EXERCISE DESCRIPTION: Extract every line from the records below that contains the word "cubic".

EXERCISE MATERIALS:
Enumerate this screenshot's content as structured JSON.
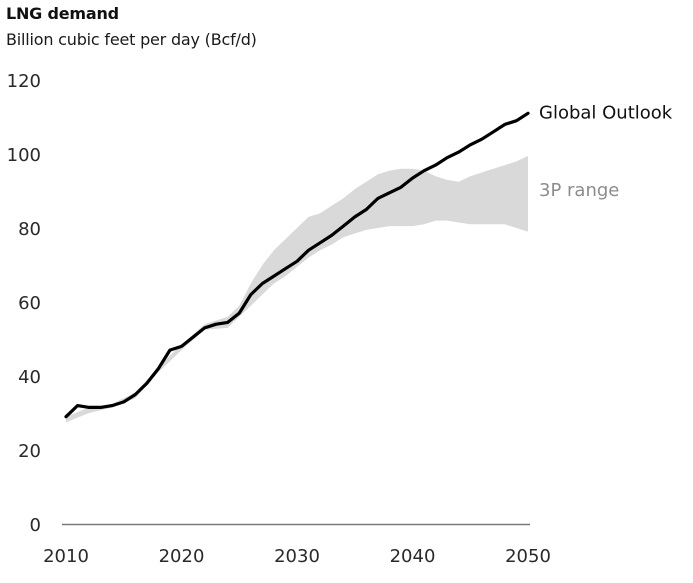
{
  "chart_data": {
    "type": "line",
    "title": "LNG demand",
    "subtitle": "Billion cubic feet per day (Bcf/d)",
    "xlabel": "",
    "ylabel": "Billion cubic feet per day (Bcf/d)",
    "xlim": [
      2010,
      2050
    ],
    "ylim": [
      0,
      120
    ],
    "x_ticks": [
      2010,
      2020,
      2030,
      2040,
      2050
    ],
    "y_ticks": [
      0,
      20,
      40,
      60,
      80,
      100,
      120
    ],
    "grid": false,
    "legend": "direct labels at right end of series",
    "x": [
      2010,
      2011,
      2012,
      2013,
      2014,
      2015,
      2016,
      2017,
      2018,
      2019,
      2020,
      2021,
      2022,
      2023,
      2024,
      2025,
      2026,
      2027,
      2028,
      2029,
      2030,
      2031,
      2032,
      2033,
      2034,
      2035,
      2036,
      2037,
      2038,
      2039,
      2040,
      2041,
      2042,
      2043,
      2044,
      2045,
      2046,
      2047,
      2048,
      2049,
      2050
    ],
    "series": [
      {
        "name": "Global Outlook",
        "color": "#000000",
        "values": [
          29,
          32,
          31.5,
          31.5,
          32,
          33,
          35,
          38,
          42,
          47,
          48,
          50.5,
          53,
          54,
          54.5,
          57,
          62,
          65,
          67,
          69,
          71,
          74,
          76,
          78,
          80.5,
          83,
          85,
          88,
          89.5,
          91,
          93.5,
          95.5,
          97,
          99,
          100.5,
          102.5,
          104,
          106,
          108,
          109,
          111
        ]
      }
    ],
    "band": {
      "name": "3P range",
      "color": "#d9d9d9",
      "label_color": "#8c8c8c",
      "x": [
        2010,
        2012,
        2014,
        2016,
        2018,
        2020,
        2022,
        2024,
        2025,
        2026,
        2027,
        2028,
        2029,
        2030,
        2031,
        2032,
        2033,
        2034,
        2035,
        2036,
        2037,
        2038,
        2039,
        2040,
        2041,
        2042,
        2043,
        2044,
        2045,
        2046,
        2047,
        2048,
        2049,
        2050
      ],
      "upper": [
        29,
        31.5,
        32.5,
        35.5,
        42.5,
        48.5,
        54,
        56,
        59,
        65,
        70,
        74,
        77,
        80,
        83,
        84,
        86,
        88,
        90.5,
        92.5,
        94.5,
        95.5,
        96,
        96,
        95.5,
        94,
        93,
        92.5,
        94,
        95,
        96,
        97,
        98,
        99.5
      ],
      "lower": [
        27.5,
        30,
        31.5,
        34,
        41,
        47,
        52.5,
        53,
        56,
        59,
        62,
        65,
        67,
        69.5,
        72,
        74,
        75.5,
        77.5,
        78.5,
        79.5,
        80,
        80.5,
        80.5,
        80.5,
        81,
        82,
        82,
        81.5,
        81,
        81,
        81,
        81,
        80,
        79
      ]
    }
  }
}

RESPONSE TO THE TASK:
    "subtitle": "Billion cubic feet per day (Bcf/d)",
    "ylabel": "Billion cubic feet per day (Bcf/d)",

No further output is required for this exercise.